WHAT YOU ARE ASKED TO DO:
Skip every picture and transcribe the remaining material exactly.

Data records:
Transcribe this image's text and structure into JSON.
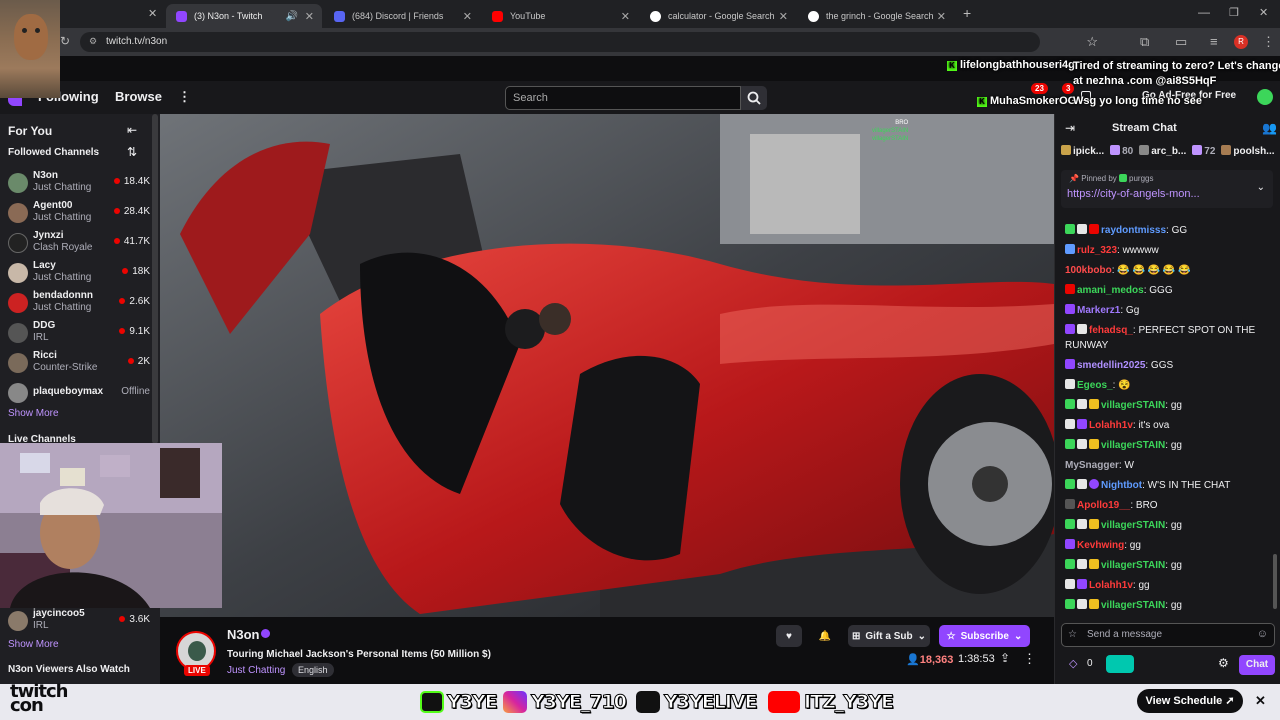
{
  "browser": {
    "tabs": [
      {
        "label": "(3) N3on - Twitch",
        "color": "#9146ff"
      },
      {
        "label": "(684) Discord | Friends",
        "color": "#5865f2"
      },
      {
        "label": "YouTube",
        "color": "#ff0000"
      },
      {
        "label": "calculator - Google Search",
        "color": "#4285f4"
      },
      {
        "label": "the grinch - Google Search",
        "color": "#4285f4"
      }
    ],
    "url": "twitch.tv/n3on",
    "profile_letter": "R"
  },
  "nav": {
    "following": "Following",
    "browse": "Browse",
    "search_placeholder": "Search",
    "notif_count": "23",
    "whisper_count": "3",
    "ad_free": "Go Ad-Free for Free"
  },
  "overlay": {
    "notif1_user": "lifelongbathhouseri4g",
    "notif1_text": "Tired of streaming to zero? Let's change the",
    "notif1_text2": "at nezhna .com @ai8S5HqF",
    "notif2_user": "MuhaSmokerOG",
    "notif2_text": "Wsg yo long time no see"
  },
  "sidebar": {
    "for_you": "For You",
    "followed_header": "Followed Channels",
    "channels": [
      {
        "name": "N3on",
        "game": "Just Chatting",
        "viewers": "18.4K",
        "color": "#6a8a6a"
      },
      {
        "name": "Agent00",
        "game": "Just Chatting",
        "viewers": "28.4K",
        "color": "#8a6a55"
      },
      {
        "name": "Jynxzi",
        "game": "Clash Royale",
        "viewers": "41.7K",
        "color": "#222"
      },
      {
        "name": "Lacy",
        "game": "Just Chatting",
        "viewers": "18K",
        "color": "#c8b8a8"
      },
      {
        "name": "bendadonnn",
        "game": "Just Chatting",
        "viewers": "2.6K",
        "color": "#cc2222"
      },
      {
        "name": "DDG",
        "game": "IRL",
        "viewers": "9.1K",
        "color": "#555"
      },
      {
        "name": "Ricci",
        "game": "Counter-Strike",
        "viewers": "2K",
        "color": "#7a6a5a"
      },
      {
        "name": "plaqueboymax",
        "game": "",
        "viewers": "Offline",
        "color": "#888"
      }
    ],
    "show_more": "Show More",
    "live_header": "Live Channels",
    "live_channel": {
      "name": "jaycincoo5",
      "game": "IRL",
      "viewers": "3.6K"
    },
    "show_more2": "Show More",
    "also_watch": "N3on Viewers Also Watch"
  },
  "stream": {
    "streamer": "N3on",
    "title": "Touring Michael Jackson's Personal Items (50 Million $)",
    "category": "Just Chatting",
    "tag": "English",
    "live_label": "LIVE",
    "gift_sub": "Gift a Sub",
    "subscribe": "Subscribe",
    "viewers": "18,363",
    "uptime": "1:38:53",
    "overlay_mini": [
      "BRO",
      "villagerSTAIN",
      "",
      "villagerSTAIN"
    ]
  },
  "chat": {
    "title": "Stream Chat",
    "leaders": [
      {
        "name": "ipick...",
        "count": ""
      },
      {
        "name": "",
        "count": "80"
      },
      {
        "name": "arc_b...",
        "count": ""
      },
      {
        "name": "",
        "count": "72"
      },
      {
        "name": "poolsh...",
        "count": ""
      }
    ],
    "pinned_by": "Pinned by",
    "pinned_user": "purggs",
    "pinned_link": "https://city-of-angels-mon...",
    "messages": [
      {
        "user": "raydontmisss",
        "text": ": GG",
        "color": "#5f9bff"
      },
      {
        "user": "rulz_323",
        "text": ": wwwww",
        "color": "#ff3b3b"
      },
      {
        "user": "100kbobo",
        "text": ": 😂 😂 😂 😂 😂",
        "color": "#ff4b4b"
      },
      {
        "user": "amani_medos",
        "text": ": GGG",
        "color": "#3cd65a"
      },
      {
        "user": "Markerz1",
        "text": ": Gg",
        "color": "#a17aff"
      },
      {
        "user": "fehadsq_",
        "text": ": PERFECT SPOT ON THE RUNWAY",
        "color": "#ff3b3b"
      },
      {
        "user": "smedellin2025",
        "text": ": GGS",
        "color": "#b090ff"
      },
      {
        "user": "Egeos_",
        "text": ": 😵",
        "color": "#3cd65a"
      },
      {
        "user": "villagerSTAIN",
        "text": ": gg",
        "color": "#3cd65a"
      },
      {
        "user": "Lolahh1v",
        "text": ": it's ova",
        "color": "#ff3b3b"
      },
      {
        "user": "villagerSTAIN",
        "text": ": gg",
        "color": "#3cd65a"
      },
      {
        "user": "MySnagger",
        "text": ": W",
        "color": "#adadb8"
      },
      {
        "user": "Nightbot",
        "text": ": W'S IN THE CHAT",
        "color": "#5f9bff"
      },
      {
        "user": "Apollo19__",
        "text": ": BRO",
        "color": "#ff3b3b"
      },
      {
        "user": "villagerSTAIN",
        "text": ": gg",
        "color": "#3cd65a"
      },
      {
        "user": "Kevhwing",
        "text": ": gg",
        "color": "#ff3b3b"
      },
      {
        "user": "villagerSTAIN",
        "text": ": gg",
        "color": "#3cd65a"
      },
      {
        "user": "Lolahh1v",
        "text": ": gg",
        "color": "#ff3b3b"
      },
      {
        "user": "villagerSTAIN",
        "text": ": gg",
        "color": "#3cd65a"
      }
    ],
    "input_placeholder": "Send a message",
    "points": "0",
    "chat_button": "Chat"
  },
  "bottom": {
    "brand_line1": "twitch",
    "brand_line2": "con",
    "socials": [
      {
        "handle": "Y3YE",
        "icon": "kick-icon",
        "color": "#53fc18"
      },
      {
        "handle": "Y3YE_710",
        "icon": "instagram-icon",
        "color": "#d6249f"
      },
      {
        "handle": "Y3YELIVE",
        "icon": "tiktok-icon",
        "color": "#111111"
      },
      {
        "handle": "ITZ_Y3YE",
        "icon": "youtube-icon",
        "color": "#ff0000"
      }
    ],
    "view_schedule": "View Schedule"
  },
  "colors": {
    "twitch_purple": "#9146ff",
    "live_red": "#eb0400",
    "kick_green": "#53fc18"
  }
}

WRITTEN RESPONSE:
Transcribe this image's text and structure into JSON.
{
  "browser": {
    "tabs": [
      {
        "label": "(3) N3on - Twitch",
        "color": "#9146ff"
      },
      {
        "label": "(684) Discord | Friends",
        "color": "#5865f2"
      },
      {
        "label": "YouTube",
        "color": "#ff0000"
      },
      {
        "label": "calculator - Google Search",
        "color": "#4285f4"
      },
      {
        "label": "the grinch - Google Search",
        "color": "#4285f4"
      }
    ],
    "url": "twitch.tv/n3on",
    "profile_letter": "R"
  },
  "nav": {
    "following": "Following",
    "browse": "Browse",
    "search_placeholder": "Search",
    "notif_count": "23",
    "whisper_count": "3",
    "ad_free": "Go Ad-Free for Free"
  },
  "overlay": {
    "notif1_user": "lifelongbathhouseri4g",
    "notif1_text": "Tired of streaming to zero? Let's change the",
    "notif1_text2": "at nezhna .com @ai8S5HqF",
    "notif2_user": "MuhaSmokerOG",
    "notif2_text": "Wsg yo long time no see"
  },
  "sidebar": {
    "for_you": "For You",
    "followed_header": "Followed Channels",
    "channels": [
      {
        "name": "N3on",
        "game": "Just Chatting",
        "viewers": "18.4K",
        "color": "#6a8a6a"
      },
      {
        "name": "Agent00",
        "game": "Just Chatting",
        "viewers": "28.4K",
        "color": "#8a6a55"
      },
      {
        "name": "Jynxzi",
        "game": "Clash Royale",
        "viewers": "41.7K",
        "color": "#222"
      },
      {
        "name": "Lacy",
        "game": "Just Chatting",
        "viewers": "18K",
        "color": "#c8b8a8"
      },
      {
        "name": "bendadonnn",
        "game": "Just Chatting",
        "viewers": "2.6K",
        "color": "#cc2222"
      },
      {
        "name": "DDG",
        "game": "IRL",
        "viewers": "9.1K",
        "color": "#555"
      },
      {
        "name": "Ricci",
        "game": "Counter-Strike",
        "viewers": "2K",
        "color": "#7a6a5a"
      },
      {
        "name": "plaqueboymax",
        "game": "",
        "viewers": "Offline",
        "color": "#888"
      }
    ],
    "show_more": "Show More",
    "live_header": "Live Channels",
    "live_channel": {
      "name": "jaycincoo5",
      "game": "IRL",
      "viewers": "3.6K"
    },
    "show_more2": "Show More",
    "also_watch": "N3on Viewers Also Watch"
  },
  "stream": {
    "streamer": "N3on",
    "title": "Touring Michael Jackson's Personal Items (50 Million $)",
    "category": "Just Chatting",
    "tag": "English",
    "live_label": "LIVE",
    "gift_sub": "Gift a Sub",
    "subscribe": "Subscribe",
    "viewers": "18,363",
    "uptime": "1:38:53",
    "overlay_mini": [
      "BRO",
      "villagerSTAIN",
      "",
      "villagerSTAIN"
    ]
  },
  "chat": {
    "title": "Stream Chat",
    "leaders": [
      {
        "name": "ipick...",
        "count": ""
      },
      {
        "name": "",
        "count": "80"
      },
      {
        "name": "arc_b...",
        "count": ""
      },
      {
        "name": "",
        "count": "72"
      },
      {
        "name": "poolsh...",
        "count": ""
      }
    ],
    "pinned_by": "Pinned by",
    "pinned_user": "purggs",
    "pinned_link": "https://city-of-angels-mon...",
    "messages": [
      {
        "user": "raydontmisss",
        "text": ": GG",
        "color": "#5f9bff"
      },
      {
        "user": "rulz_323",
        "text": ": wwwww",
        "color": "#ff3b3b"
      },
      {
        "user": "100kbobo",
        "text": ": 😂 😂 😂 😂 😂",
        "color": "#ff4b4b"
      },
      {
        "user": "amani_medos",
        "text": ": GGG",
        "color": "#3cd65a"
      },
      {
        "user": "Markerz1",
        "text": ": Gg",
        "color": "#a17aff"
      },
      {
        "user": "fehadsq_",
        "text": ": PERFECT SPOT ON THE RUNWAY",
        "color": "#ff3b3b"
      },
      {
        "user": "smedellin2025",
        "text": ": GGS",
        "color": "#b090ff"
      },
      {
        "user": "Egeos_",
        "text": ": 😵",
        "color": "#3cd65a"
      },
      {
        "user": "villagerSTAIN",
        "text": ": gg",
        "color": "#3cd65a"
      },
      {
        "user": "Lolahh1v",
        "text": ": it's ova",
        "color": "#ff3b3b"
      },
      {
        "user": "villagerSTAIN",
        "text": ": gg",
        "color": "#3cd65a"
      },
      {
        "user": "MySnagger",
        "text": ": W",
        "color": "#adadb8"
      },
      {
        "user": "Nightbot",
        "text": ": W'S IN THE CHAT",
        "color": "#5f9bff"
      },
      {
        "user": "Apollo19__",
        "text": ": BRO",
        "color": "#ff3b3b"
      },
      {
        "user": "villagerSTAIN",
        "text": ": gg",
        "color": "#3cd65a"
      },
      {
        "user": "Kevhwing",
        "text": ": gg",
        "color": "#ff3b3b"
      },
      {
        "user": "villagerSTAIN",
        "text": ": gg",
        "color": "#3cd65a"
      },
      {
        "user": "Lolahh1v",
        "text": ": gg",
        "color": "#ff3b3b"
      },
      {
        "user": "villagerSTAIN",
        "text": ": gg",
        "color": "#3cd65a"
      }
    ],
    "input_placeholder": "Send a message",
    "points": "0",
    "chat_button": "Chat"
  },
  "bottom": {
    "brand_line1": "twitch",
    "brand_line2": "con",
    "socials": [
      {
        "handle": "Y3YE",
        "icon": "kick-icon",
        "color": "#53fc18"
      },
      {
        "handle": "Y3YE_710",
        "icon": "instagram-icon",
        "color": "#d6249f"
      },
      {
        "handle": "Y3YELIVE",
        "icon": "tiktok-icon",
        "color": "#111111"
      },
      {
        "handle": "ITZ_Y3YE",
        "icon": "youtube-icon",
        "color": "#ff0000"
      }
    ],
    "view_schedule": "View Schedule"
  },
  "colors": {
    "twitch_purple": "#9146ff",
    "live_red": "#eb0400",
    "kick_green": "#53fc18"
  }
}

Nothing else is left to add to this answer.